START PROVIDED ENTRIES
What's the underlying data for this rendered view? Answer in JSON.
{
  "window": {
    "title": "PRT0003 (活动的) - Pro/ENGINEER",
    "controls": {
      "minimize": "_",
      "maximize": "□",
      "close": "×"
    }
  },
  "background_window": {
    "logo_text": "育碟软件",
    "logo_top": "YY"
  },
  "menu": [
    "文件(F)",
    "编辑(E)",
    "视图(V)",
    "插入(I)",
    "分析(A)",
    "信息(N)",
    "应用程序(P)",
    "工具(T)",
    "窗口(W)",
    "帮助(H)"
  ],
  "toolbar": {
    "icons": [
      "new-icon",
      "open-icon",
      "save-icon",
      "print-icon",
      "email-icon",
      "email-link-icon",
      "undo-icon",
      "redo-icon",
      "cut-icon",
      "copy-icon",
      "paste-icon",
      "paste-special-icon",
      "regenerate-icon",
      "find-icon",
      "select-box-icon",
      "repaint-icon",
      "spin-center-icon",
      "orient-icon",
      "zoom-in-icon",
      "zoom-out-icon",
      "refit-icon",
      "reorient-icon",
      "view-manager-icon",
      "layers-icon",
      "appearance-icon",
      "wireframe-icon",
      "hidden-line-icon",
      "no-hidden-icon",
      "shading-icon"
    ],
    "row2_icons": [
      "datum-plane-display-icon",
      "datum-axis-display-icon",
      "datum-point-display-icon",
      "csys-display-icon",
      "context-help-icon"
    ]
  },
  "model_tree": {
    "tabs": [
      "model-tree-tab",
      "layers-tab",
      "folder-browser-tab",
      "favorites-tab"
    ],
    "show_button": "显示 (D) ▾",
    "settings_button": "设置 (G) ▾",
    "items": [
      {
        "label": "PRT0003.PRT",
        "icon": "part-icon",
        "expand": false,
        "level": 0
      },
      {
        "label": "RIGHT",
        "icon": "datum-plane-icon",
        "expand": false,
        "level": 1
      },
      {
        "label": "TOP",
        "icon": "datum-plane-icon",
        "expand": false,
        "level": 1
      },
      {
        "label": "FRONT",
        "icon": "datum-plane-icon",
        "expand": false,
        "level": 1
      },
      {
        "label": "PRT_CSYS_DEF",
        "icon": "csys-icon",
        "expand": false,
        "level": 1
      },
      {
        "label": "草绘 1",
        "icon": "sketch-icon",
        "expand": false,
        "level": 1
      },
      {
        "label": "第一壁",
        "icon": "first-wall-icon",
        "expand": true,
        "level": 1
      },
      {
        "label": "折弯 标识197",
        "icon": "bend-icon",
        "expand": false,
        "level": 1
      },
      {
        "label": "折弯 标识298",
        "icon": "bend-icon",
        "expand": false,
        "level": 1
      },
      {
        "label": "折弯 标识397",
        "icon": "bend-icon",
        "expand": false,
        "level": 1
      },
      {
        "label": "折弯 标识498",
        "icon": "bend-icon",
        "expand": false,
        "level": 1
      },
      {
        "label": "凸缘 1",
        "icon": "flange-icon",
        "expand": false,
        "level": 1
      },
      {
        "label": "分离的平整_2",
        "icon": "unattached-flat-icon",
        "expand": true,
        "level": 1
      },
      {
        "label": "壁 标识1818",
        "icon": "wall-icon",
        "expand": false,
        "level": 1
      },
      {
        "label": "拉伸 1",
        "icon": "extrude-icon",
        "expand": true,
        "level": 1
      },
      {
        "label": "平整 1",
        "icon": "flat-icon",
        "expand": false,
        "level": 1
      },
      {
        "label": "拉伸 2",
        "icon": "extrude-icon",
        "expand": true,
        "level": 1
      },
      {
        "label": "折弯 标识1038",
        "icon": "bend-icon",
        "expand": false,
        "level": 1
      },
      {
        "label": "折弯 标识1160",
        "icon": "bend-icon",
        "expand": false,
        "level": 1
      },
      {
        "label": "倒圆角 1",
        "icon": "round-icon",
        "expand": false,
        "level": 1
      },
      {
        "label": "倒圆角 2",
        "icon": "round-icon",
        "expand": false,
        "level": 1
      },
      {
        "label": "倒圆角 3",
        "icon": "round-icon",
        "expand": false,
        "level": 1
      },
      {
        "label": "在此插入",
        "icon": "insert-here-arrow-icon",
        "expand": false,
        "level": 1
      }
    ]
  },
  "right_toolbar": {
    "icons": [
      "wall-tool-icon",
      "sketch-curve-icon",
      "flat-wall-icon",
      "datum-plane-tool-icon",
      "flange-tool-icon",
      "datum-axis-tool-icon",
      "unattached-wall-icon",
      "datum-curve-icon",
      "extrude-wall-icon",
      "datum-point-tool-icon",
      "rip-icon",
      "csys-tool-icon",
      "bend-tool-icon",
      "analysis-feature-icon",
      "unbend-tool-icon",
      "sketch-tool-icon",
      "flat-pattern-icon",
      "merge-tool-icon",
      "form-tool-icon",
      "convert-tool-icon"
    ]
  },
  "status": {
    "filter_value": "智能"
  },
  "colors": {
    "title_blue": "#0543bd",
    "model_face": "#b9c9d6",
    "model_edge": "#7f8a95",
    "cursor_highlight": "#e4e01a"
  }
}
END PROVIDED ENTRIES
__AIM__:
Extract the entries above verbatim.

__SOLUTION__:
What's the underlying data for this rendered view? Answer in JSON.
{
  "window": {
    "title": "PRT0003 (活动的) - Pro/ENGINEER",
    "controls": {
      "minimize": "_",
      "maximize": "□",
      "close": "×"
    }
  },
  "background_window": {
    "logo_text": "育碟软件",
    "logo_top": "YY"
  },
  "menu": [
    "文件(F)",
    "编辑(E)",
    "视图(V)",
    "插入(I)",
    "分析(A)",
    "信息(N)",
    "应用程序(P)",
    "工具(T)",
    "窗口(W)",
    "帮助(H)"
  ],
  "toolbar": {
    "icons": [
      "new-icon",
      "open-icon",
      "save-icon",
      "print-icon",
      "email-icon",
      "email-link-icon",
      "undo-icon",
      "redo-icon",
      "cut-icon",
      "copy-icon",
      "paste-icon",
      "paste-special-icon",
      "regenerate-icon",
      "find-icon",
      "select-box-icon",
      "repaint-icon",
      "spin-center-icon",
      "orient-icon",
      "zoom-in-icon",
      "zoom-out-icon",
      "refit-icon",
      "reorient-icon",
      "view-manager-icon",
      "layers-icon",
      "appearance-icon",
      "wireframe-icon",
      "hidden-line-icon",
      "no-hidden-icon",
      "shading-icon"
    ],
    "row2_icons": [
      "datum-plane-display-icon",
      "datum-axis-display-icon",
      "datum-point-display-icon",
      "csys-display-icon",
      "context-help-icon"
    ]
  },
  "model_tree": {
    "tabs": [
      "model-tree-tab",
      "layers-tab",
      "folder-browser-tab",
      "favorites-tab"
    ],
    "show_button": "显示 (D) ▾",
    "settings_button": "设置 (G) ▾",
    "items": [
      {
        "label": "PRT0003.PRT",
        "icon": "part-icon",
        "expand": false,
        "level": 0
      },
      {
        "label": "RIGHT",
        "icon": "datum-plane-icon",
        "expand": false,
        "level": 1
      },
      {
        "label": "TOP",
        "icon": "datum-plane-icon",
        "expand": false,
        "level": 1
      },
      {
        "label": "FRONT",
        "icon": "datum-plane-icon",
        "expand": false,
        "level": 1
      },
      {
        "label": "PRT_CSYS_DEF",
        "icon": "csys-icon",
        "expand": false,
        "level": 1
      },
      {
        "label": "草绘 1",
        "icon": "sketch-icon",
        "expand": false,
        "level": 1
      },
      {
        "label": "第一壁",
        "icon": "first-wall-icon",
        "expand": true,
        "level": 1
      },
      {
        "label": "折弯 标识197",
        "icon": "bend-icon",
        "expand": false,
        "level": 1
      },
      {
        "label": "折弯 标识298",
        "icon": "bend-icon",
        "expand": false,
        "level": 1
      },
      {
        "label": "折弯 标识397",
        "icon": "bend-icon",
        "expand": false,
        "level": 1
      },
      {
        "label": "折弯 标识498",
        "icon": "bend-icon",
        "expand": false,
        "level": 1
      },
      {
        "label": "凸缘 1",
        "icon": "flange-icon",
        "expand": false,
        "level": 1
      },
      {
        "label": "分离的平整_2",
        "icon": "unattached-flat-icon",
        "expand": true,
        "level": 1
      },
      {
        "label": "壁 标识1818",
        "icon": "wall-icon",
        "expand": false,
        "level": 1
      },
      {
        "label": "拉伸 1",
        "icon": "extrude-icon",
        "expand": true,
        "level": 1
      },
      {
        "label": "平整 1",
        "icon": "flat-icon",
        "expand": false,
        "level": 1
      },
      {
        "label": "拉伸 2",
        "icon": "extrude-icon",
        "expand": true,
        "level": 1
      },
      {
        "label": "折弯 标识1038",
        "icon": "bend-icon",
        "expand": false,
        "level": 1
      },
      {
        "label": "折弯 标识1160",
        "icon": "bend-icon",
        "expand": false,
        "level": 1
      },
      {
        "label": "倒圆角 1",
        "icon": "round-icon",
        "expand": false,
        "level": 1
      },
      {
        "label": "倒圆角 2",
        "icon": "round-icon",
        "expand": false,
        "level": 1
      },
      {
        "label": "倒圆角 3",
        "icon": "round-icon",
        "expand": false,
        "level": 1
      },
      {
        "label": "在此插入",
        "icon": "insert-here-arrow-icon",
        "expand": false,
        "level": 1
      }
    ]
  },
  "right_toolbar": {
    "icons": [
      "wall-tool-icon",
      "sketch-curve-icon",
      "flat-wall-icon",
      "datum-plane-tool-icon",
      "flange-tool-icon",
      "datum-axis-tool-icon",
      "unattached-wall-icon",
      "datum-curve-icon",
      "extrude-wall-icon",
      "datum-point-tool-icon",
      "rip-icon",
      "csys-tool-icon",
      "bend-tool-icon",
      "analysis-feature-icon",
      "unbend-tool-icon",
      "sketch-tool-icon",
      "flat-pattern-icon",
      "merge-tool-icon",
      "form-tool-icon",
      "convert-tool-icon"
    ]
  },
  "status": {
    "filter_value": "智能"
  },
  "colors": {
    "title_blue": "#0543bd",
    "model_face": "#b9c9d6",
    "model_edge": "#7f8a95",
    "cursor_highlight": "#e4e01a"
  }
}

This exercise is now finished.